_Directive:_
Select and reproduce each line of the listing below that bears the string "ОГРАНИЧЕНИЯМИ".

--*--

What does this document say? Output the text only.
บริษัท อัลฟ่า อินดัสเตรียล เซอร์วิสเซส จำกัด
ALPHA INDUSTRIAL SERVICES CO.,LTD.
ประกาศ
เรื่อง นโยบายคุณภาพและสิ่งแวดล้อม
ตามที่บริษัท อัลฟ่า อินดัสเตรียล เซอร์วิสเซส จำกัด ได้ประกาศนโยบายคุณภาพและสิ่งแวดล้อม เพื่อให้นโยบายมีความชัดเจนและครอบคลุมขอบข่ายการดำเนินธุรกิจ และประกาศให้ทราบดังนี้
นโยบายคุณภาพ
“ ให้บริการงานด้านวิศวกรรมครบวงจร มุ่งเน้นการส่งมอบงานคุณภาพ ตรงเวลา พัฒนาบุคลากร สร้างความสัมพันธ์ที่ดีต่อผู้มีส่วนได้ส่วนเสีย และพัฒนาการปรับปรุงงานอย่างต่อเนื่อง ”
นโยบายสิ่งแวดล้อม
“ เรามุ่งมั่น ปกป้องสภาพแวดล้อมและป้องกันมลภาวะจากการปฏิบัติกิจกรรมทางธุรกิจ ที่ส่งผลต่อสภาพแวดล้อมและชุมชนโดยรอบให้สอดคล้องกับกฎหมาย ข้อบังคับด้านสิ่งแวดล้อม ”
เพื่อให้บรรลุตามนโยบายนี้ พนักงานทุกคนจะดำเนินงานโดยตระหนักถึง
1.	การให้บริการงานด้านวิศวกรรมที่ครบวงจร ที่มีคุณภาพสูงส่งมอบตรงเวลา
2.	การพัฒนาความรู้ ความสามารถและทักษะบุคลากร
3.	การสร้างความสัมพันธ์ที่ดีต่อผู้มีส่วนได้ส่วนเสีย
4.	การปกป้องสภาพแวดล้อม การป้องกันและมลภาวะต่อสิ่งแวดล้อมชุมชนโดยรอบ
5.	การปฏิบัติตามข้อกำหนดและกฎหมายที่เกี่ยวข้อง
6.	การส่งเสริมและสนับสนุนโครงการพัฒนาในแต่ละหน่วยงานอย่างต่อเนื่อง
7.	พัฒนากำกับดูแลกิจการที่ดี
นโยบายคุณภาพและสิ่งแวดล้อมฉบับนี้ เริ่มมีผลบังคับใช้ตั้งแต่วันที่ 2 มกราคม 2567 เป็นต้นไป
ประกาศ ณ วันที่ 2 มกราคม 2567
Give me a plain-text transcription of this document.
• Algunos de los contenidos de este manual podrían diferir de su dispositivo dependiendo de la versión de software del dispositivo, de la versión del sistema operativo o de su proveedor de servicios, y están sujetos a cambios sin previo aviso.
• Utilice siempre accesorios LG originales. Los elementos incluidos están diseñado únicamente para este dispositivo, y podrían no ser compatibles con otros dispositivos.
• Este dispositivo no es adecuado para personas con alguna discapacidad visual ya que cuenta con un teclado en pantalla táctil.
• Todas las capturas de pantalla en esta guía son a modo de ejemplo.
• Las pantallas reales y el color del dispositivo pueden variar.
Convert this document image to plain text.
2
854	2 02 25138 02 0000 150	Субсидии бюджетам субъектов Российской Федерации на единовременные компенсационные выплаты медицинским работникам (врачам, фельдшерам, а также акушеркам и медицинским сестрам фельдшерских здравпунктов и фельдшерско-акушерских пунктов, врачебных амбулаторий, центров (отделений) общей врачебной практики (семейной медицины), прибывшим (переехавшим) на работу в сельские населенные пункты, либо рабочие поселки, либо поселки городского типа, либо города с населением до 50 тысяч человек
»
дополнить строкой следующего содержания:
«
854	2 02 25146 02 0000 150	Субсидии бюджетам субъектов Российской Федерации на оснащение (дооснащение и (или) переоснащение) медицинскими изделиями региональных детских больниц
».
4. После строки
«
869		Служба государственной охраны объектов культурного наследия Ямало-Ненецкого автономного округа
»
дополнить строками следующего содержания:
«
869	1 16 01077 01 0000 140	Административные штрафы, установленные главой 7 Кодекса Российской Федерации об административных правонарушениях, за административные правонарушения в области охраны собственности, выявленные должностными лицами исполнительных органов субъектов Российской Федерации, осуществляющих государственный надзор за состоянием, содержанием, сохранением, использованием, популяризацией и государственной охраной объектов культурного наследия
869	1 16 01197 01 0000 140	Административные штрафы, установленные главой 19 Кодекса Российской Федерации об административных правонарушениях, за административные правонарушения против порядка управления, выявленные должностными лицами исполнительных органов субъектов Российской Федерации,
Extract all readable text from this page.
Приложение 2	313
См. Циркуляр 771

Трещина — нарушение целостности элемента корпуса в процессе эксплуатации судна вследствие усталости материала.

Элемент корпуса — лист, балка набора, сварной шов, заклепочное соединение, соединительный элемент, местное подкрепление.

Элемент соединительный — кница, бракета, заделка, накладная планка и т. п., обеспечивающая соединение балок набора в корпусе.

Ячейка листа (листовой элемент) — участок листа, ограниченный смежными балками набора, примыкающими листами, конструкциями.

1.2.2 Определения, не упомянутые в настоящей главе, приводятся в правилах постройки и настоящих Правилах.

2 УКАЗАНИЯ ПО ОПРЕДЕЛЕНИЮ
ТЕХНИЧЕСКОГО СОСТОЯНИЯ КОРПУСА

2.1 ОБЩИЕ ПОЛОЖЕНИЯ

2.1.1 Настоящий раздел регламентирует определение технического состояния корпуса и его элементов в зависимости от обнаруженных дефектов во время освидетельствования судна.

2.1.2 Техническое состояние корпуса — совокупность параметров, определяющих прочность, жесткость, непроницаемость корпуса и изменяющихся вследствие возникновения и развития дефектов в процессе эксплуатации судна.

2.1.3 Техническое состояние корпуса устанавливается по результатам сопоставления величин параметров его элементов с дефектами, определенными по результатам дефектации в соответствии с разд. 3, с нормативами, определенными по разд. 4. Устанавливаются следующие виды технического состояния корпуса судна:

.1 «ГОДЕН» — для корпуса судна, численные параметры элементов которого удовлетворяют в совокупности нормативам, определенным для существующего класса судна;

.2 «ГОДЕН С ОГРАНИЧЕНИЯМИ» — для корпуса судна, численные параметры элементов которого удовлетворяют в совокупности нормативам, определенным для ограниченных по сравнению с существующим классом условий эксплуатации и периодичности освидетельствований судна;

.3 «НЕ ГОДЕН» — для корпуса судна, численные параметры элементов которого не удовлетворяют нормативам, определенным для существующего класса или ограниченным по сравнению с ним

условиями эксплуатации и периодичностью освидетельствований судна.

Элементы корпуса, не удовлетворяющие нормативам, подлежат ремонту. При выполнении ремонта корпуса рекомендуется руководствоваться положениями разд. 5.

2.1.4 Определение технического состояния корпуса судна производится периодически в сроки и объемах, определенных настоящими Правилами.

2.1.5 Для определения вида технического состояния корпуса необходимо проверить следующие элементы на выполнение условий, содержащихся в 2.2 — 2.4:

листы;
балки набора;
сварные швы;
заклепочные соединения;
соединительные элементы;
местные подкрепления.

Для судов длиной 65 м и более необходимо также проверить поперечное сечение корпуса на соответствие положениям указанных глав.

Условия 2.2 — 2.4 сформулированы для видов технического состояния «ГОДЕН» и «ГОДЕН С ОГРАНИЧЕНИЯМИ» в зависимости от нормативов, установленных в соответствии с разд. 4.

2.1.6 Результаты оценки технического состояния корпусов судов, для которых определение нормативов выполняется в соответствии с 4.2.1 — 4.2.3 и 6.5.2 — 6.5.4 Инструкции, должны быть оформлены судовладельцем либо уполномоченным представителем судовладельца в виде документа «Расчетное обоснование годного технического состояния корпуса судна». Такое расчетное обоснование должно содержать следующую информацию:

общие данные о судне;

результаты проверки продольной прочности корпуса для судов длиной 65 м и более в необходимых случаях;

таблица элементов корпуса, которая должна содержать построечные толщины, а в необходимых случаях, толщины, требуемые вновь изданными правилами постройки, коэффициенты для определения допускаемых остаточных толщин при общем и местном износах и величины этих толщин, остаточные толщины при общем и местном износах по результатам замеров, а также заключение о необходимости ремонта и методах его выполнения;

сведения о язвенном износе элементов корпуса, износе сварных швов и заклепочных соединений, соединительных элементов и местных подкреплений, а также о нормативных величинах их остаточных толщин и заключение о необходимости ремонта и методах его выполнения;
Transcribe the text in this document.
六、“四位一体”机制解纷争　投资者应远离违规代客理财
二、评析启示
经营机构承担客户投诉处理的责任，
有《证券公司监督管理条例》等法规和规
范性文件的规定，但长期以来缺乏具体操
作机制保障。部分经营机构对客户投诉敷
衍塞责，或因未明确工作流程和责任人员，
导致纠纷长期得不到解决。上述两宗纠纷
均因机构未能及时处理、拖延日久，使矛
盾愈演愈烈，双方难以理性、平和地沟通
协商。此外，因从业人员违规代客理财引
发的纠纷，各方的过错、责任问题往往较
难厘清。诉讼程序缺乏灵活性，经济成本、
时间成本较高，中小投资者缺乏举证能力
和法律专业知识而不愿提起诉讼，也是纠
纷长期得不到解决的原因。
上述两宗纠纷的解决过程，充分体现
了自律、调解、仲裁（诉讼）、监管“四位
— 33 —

--*--

_Response:_
.2 «ГОДЕН С ОГРАНИЧЕНИЯМИ» — для корпуса судна, численные параметры элементов которого удовлетворяют в совокупности нормативам, определенным для ограниченных по сравнению с существующим классом условий эксплуатации и периодичности освидетельствований судна;
Условия 2.2 — 2.4 сформулированы для видов технического состояния «ГОДЕН» и «ГОДЕН С ОГРАНИЧЕНИЯМИ» в зависимости от нормативов, установленных в соответствии с разд. 4.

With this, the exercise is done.